Provided material ->
** start **

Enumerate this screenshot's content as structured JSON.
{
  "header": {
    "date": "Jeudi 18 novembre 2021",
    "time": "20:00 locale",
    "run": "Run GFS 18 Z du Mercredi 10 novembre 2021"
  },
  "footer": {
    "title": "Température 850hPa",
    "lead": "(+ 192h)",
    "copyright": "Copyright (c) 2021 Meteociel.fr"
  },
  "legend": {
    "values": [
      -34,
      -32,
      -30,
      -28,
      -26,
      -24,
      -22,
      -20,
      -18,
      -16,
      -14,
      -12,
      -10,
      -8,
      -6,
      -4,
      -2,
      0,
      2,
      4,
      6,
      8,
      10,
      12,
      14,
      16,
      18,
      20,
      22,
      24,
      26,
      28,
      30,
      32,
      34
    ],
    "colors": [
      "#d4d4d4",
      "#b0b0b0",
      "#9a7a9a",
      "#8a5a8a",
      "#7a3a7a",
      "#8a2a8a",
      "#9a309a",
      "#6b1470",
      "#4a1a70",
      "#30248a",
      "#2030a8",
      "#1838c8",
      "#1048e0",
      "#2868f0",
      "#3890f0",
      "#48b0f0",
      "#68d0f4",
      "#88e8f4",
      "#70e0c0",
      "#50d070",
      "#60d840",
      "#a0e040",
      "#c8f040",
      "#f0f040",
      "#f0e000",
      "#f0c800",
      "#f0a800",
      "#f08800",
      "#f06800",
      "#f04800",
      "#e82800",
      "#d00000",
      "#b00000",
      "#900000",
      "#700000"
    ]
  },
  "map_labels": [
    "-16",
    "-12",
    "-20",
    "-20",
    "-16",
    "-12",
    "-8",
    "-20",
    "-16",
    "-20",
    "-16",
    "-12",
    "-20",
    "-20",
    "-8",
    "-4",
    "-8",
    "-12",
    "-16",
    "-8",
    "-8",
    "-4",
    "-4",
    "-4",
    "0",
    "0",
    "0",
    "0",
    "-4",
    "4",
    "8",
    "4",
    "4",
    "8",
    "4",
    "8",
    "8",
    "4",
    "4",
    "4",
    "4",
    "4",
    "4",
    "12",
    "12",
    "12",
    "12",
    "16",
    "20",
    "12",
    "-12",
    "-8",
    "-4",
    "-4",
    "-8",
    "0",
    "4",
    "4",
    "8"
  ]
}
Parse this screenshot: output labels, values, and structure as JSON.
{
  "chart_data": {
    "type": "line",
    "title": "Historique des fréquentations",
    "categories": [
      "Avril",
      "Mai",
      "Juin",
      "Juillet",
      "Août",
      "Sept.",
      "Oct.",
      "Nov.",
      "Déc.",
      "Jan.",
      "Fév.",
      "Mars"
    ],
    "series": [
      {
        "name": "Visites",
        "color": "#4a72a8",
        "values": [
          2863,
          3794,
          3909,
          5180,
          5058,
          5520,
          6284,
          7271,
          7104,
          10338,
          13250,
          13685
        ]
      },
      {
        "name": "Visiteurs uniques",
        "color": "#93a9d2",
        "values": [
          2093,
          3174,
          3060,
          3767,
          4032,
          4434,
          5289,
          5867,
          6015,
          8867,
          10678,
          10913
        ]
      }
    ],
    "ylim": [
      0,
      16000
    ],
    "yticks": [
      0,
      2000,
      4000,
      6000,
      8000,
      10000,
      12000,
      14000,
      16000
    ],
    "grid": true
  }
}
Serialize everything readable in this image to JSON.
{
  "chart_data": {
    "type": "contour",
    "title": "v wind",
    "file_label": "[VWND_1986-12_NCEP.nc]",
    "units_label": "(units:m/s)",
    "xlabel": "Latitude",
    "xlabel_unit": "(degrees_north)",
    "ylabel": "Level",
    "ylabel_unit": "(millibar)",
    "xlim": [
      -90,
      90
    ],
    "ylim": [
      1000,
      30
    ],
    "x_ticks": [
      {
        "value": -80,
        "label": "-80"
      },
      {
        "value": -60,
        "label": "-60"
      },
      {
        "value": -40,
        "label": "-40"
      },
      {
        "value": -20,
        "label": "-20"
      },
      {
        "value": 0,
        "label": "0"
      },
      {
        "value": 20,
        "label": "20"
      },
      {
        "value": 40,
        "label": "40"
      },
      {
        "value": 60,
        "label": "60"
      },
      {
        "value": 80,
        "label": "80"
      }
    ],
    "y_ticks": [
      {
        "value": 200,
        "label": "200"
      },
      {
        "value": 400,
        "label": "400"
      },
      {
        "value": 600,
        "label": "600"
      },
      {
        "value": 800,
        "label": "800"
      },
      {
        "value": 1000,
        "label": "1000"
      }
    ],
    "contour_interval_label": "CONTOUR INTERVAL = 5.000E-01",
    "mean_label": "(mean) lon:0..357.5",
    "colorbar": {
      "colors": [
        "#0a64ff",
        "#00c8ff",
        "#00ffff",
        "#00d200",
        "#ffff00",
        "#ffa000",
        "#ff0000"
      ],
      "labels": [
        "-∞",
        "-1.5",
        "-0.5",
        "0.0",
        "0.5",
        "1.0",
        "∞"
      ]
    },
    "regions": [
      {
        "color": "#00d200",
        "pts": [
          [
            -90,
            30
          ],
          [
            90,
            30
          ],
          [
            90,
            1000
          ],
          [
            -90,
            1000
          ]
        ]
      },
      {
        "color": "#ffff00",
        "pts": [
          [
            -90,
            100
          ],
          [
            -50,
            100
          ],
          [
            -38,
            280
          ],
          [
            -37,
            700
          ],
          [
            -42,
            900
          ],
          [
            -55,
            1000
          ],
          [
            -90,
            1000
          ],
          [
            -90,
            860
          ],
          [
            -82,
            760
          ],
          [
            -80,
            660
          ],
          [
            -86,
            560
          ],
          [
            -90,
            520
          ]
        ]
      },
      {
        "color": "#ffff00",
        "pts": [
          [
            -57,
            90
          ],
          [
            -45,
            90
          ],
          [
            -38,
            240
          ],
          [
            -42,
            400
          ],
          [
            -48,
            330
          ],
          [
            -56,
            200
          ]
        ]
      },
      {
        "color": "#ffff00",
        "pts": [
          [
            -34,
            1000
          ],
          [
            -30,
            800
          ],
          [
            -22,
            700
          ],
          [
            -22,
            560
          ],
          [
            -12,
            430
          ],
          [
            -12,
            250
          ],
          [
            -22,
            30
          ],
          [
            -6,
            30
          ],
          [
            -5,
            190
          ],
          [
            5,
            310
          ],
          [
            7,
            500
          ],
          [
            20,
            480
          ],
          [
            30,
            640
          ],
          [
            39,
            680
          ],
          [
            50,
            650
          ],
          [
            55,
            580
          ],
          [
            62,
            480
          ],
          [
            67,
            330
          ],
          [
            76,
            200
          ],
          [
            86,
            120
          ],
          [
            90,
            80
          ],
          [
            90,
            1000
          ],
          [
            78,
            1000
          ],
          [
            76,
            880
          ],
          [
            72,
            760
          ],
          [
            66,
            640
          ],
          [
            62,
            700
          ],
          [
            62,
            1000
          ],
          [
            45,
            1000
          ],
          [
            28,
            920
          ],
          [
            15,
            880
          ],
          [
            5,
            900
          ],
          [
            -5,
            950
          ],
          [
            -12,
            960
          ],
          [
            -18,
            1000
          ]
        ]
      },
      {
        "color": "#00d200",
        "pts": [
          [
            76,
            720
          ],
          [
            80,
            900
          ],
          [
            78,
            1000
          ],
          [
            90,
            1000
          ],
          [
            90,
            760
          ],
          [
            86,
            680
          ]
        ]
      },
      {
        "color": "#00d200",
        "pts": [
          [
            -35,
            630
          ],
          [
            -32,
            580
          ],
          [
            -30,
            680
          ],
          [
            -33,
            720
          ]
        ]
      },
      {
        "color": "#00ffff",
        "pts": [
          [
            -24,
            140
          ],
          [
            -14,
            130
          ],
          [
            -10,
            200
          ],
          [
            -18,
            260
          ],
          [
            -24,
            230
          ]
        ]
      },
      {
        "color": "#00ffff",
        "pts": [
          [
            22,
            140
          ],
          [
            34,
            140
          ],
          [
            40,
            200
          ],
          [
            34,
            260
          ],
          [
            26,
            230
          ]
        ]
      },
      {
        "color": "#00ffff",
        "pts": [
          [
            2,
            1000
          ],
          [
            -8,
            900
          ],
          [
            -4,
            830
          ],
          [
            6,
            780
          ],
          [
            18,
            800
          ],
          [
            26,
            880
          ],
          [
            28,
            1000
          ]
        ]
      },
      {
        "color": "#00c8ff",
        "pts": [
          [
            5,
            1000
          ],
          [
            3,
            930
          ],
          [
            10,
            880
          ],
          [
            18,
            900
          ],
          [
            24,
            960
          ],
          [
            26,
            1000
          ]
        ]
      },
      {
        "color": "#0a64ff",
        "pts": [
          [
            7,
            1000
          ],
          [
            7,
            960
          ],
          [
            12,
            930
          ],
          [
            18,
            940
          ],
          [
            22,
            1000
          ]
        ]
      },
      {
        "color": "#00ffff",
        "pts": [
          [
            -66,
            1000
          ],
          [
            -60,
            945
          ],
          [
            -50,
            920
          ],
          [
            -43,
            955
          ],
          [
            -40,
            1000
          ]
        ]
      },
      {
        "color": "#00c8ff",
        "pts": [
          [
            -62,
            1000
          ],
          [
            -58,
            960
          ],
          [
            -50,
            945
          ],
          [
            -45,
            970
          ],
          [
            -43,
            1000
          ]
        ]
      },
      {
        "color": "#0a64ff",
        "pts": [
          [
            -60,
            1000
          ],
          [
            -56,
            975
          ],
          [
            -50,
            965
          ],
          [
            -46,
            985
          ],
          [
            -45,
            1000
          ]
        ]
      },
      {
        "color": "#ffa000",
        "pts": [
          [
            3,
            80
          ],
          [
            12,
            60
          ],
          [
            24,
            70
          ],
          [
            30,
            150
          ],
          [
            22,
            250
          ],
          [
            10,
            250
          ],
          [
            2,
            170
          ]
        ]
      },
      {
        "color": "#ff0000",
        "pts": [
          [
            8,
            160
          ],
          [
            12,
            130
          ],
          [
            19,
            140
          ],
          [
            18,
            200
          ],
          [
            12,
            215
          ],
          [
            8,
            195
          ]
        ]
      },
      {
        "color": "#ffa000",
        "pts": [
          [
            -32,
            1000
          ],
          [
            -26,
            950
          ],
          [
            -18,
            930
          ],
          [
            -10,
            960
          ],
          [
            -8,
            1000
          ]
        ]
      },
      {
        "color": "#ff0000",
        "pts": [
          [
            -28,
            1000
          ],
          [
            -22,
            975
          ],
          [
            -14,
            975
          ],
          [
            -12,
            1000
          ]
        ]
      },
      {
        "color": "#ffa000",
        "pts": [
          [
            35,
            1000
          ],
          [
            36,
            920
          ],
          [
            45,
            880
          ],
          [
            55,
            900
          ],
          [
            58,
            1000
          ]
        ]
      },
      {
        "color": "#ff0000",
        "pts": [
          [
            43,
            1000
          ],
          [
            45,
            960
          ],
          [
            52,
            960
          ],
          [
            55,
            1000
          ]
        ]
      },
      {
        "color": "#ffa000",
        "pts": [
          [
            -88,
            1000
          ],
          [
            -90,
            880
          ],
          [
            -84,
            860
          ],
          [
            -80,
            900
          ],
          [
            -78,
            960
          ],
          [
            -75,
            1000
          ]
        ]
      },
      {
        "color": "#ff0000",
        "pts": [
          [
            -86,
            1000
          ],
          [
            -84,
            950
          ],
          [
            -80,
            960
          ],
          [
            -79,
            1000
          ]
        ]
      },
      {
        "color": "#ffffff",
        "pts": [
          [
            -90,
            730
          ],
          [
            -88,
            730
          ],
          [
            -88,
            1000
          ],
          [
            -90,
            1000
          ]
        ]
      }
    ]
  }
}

** end **

Gather up every line from the listing above in which the word "JSON" occurs.

Answer to the task ->
Enumerate this screenshot's content as structured JSON.
Parse this screenshot: output labels, values, and structure as JSON.
Serialize everything readable in this image to JSON.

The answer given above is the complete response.